(Excerpts from a figure dataset)
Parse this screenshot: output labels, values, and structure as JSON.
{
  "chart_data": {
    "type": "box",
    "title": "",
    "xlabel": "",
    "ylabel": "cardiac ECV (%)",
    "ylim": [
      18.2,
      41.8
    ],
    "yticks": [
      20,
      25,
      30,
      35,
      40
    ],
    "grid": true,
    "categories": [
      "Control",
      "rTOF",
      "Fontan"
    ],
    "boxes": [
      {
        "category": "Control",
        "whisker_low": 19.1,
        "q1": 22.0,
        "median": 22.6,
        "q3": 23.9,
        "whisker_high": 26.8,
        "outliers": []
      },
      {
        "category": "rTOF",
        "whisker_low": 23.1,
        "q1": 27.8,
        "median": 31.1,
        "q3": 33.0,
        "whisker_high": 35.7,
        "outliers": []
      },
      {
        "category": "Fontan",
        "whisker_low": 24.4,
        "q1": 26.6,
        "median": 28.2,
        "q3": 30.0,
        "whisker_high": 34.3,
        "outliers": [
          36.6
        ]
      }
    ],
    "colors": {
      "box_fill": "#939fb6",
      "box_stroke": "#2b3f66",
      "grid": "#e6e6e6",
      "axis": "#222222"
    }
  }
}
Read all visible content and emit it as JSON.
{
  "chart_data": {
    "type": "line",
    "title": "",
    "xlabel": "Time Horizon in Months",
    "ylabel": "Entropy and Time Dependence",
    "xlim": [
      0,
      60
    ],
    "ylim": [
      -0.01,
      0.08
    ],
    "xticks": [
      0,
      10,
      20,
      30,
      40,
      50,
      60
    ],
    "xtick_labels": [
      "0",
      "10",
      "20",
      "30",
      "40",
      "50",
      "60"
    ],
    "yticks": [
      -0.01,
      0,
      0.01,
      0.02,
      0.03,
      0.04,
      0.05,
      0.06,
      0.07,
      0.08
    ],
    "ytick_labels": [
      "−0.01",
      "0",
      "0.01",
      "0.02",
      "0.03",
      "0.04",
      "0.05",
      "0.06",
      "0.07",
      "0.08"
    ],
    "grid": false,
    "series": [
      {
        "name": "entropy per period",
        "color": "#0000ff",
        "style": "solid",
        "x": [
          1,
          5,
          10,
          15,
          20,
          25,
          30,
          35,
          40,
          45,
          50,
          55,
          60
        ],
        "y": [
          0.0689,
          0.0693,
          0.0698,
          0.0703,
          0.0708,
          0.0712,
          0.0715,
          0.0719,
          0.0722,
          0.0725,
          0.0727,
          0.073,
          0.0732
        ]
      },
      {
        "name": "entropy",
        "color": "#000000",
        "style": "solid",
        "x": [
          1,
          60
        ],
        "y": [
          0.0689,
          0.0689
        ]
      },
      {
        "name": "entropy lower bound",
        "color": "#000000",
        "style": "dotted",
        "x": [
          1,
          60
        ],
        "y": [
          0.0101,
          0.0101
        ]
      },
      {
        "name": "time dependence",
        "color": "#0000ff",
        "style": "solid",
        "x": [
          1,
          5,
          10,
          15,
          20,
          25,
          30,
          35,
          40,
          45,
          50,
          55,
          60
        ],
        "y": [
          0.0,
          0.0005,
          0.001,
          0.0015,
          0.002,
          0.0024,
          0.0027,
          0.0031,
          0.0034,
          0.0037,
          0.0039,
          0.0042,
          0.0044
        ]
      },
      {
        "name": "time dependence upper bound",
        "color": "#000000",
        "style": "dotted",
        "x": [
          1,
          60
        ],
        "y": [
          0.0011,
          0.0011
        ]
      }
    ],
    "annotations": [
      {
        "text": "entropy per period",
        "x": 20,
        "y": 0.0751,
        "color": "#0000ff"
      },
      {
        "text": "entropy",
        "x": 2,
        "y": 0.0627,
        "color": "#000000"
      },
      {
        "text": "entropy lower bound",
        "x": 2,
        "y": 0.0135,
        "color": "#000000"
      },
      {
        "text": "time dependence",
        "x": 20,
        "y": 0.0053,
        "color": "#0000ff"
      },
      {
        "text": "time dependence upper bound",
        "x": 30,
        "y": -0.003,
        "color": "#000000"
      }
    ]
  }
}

- To be done: Reproduce the listing shown above in its entirety, exactly.

- Response:
Parse this screenshot: output labels, values, and structure as JSON.
{
  "chart_data": {
    "type": "box",
    "title": "",
    "xlabel": "",
    "ylabel": "cardiac ECV (%)",
    "ylim": [
      18.2,
      41.8
    ],
    "yticks": [
      20,
      25,
      30,
      35,
      40
    ],
    "grid": true,
    "categories": [
      "Control",
      "rTOF",
      "Fontan"
    ],
    "boxes": [
      {
        "category": "Control",
        "whisker_low": 19.1,
        "q1": 22.0,
        "median": 22.6,
        "q3": 23.9,
        "whisker_high": 26.8,
        "outliers": []
      },
      {
        "category": "rTOF",
        "whisker_low": 23.1,
        "q1": 27.8,
        "median": 31.1,
        "q3": 33.0,
        "whisker_high": 35.7,
        "outliers": []
      },
      {
        "category": "Fontan",
        "whisker_low": 24.4,
        "q1": 26.6,
        "median": 28.2,
        "q3": 30.0,
        "whisker_high": 34.3,
        "outliers": [
          36.6
        ]
      }
    ],
    "colors": {
      "box_fill": "#939fb6",
      "box_stroke": "#2b3f66",
      "grid": "#e6e6e6",
      "axis": "#222222"
    }
  }
}
Read all visible content and emit it as JSON.
{
  "chart_data": {
    "type": "line",
    "title": "",
    "xlabel": "Time Horizon in Months",
    "ylabel": "Entropy and Time Dependence",
    "xlim": [
      0,
      60
    ],
    "ylim": [
      -0.01,
      0.08
    ],
    "xticks": [
      0,
      10,
      20,
      30,
      40,
      50,
      60
    ],
    "xtick_labels": [
      "0",
      "10",
      "20",
      "30",
      "40",
      "50",
      "60"
    ],
    "yticks": [
      -0.01,
      0,
      0.01,
      0.02,
      0.03,
      0.04,
      0.05,
      0.06,
      0.07,
      0.08
    ],
    "ytick_labels": [
      "−0.01",
      "0",
      "0.01",
      "0.02",
      "0.03",
      "0.04",
      "0.05",
      "0.06",
      "0.07",
      "0.08"
    ],
    "grid": false,
    "series": [
      {
        "name": "entropy per period",
        "color": "#0000ff",
        "style": "solid",
        "x": [
          1,
          5,
          10,
          15,
          20,
          25,
          30,
          35,
          40,
          45,
          50,
          55,
          60
        ],
        "y": [
          0.0689,
          0.0693,
          0.0698,
          0.0703,
          0.0708,
          0.0712,
          0.0715,
          0.0719,
          0.0722,
          0.0725,
          0.0727,
          0.073,
          0.0732
        ]
      },
      {
        "name": "entropy",
        "color": "#000000",
        "style": "solid",
        "x": [
          1,
          60
        ],
        "y": [
          0.0689,
          0.0689
        ]
      },
      {
        "name": "entropy lower bound",
        "color": "#000000",
        "style": "dotted",
        "x": [
          1,
          60
        ],
        "y": [
          0.0101,
          0.0101
        ]
      },
      {
        "name": "time dependence",
        "color": "#0000ff",
        "style": "solid",
        "x": [
          1,
          5,
          10,
          15,
          20,
          25,
          30,
          35,
          40,
          45,
          50,
          55,
          60
        ],
        "y": [
          0.0,
          0.0005,
          0.001,
          0.0015,
          0.002,
          0.0024,
          0.0027,
          0.0031,
          0.0034,
          0.0037,
          0.0039,
          0.0042,
          0.0044
        ]
      },
      {
        "name": "time dependence upper bound",
        "color": "#000000",
        "style": "dotted",
        "x": [
          1,
          60
        ],
        "y": [
          0.0011,
          0.0011
        ]
      }
    ],
    "annotations": [
      {
        "text": "entropy per period",
        "x": 20,
        "y": 0.0751,
        "color": "#0000ff"
      },
      {
        "text": "entropy",
        "x": 2,
        "y": 0.0627,
        "color": "#000000"
      },
      {
        "text": "entropy lower bound",
        "x": 2,
        "y": 0.0135,
        "color": "#000000"
      },
      {
        "text": "time dependence",
        "x": 20,
        "y": 0.0053,
        "color": "#0000ff"
      },
      {
        "text": "time dependence upper bound",
        "x": 30,
        "y": -0.003,
        "color": "#000000"
      }
    ]
  }
}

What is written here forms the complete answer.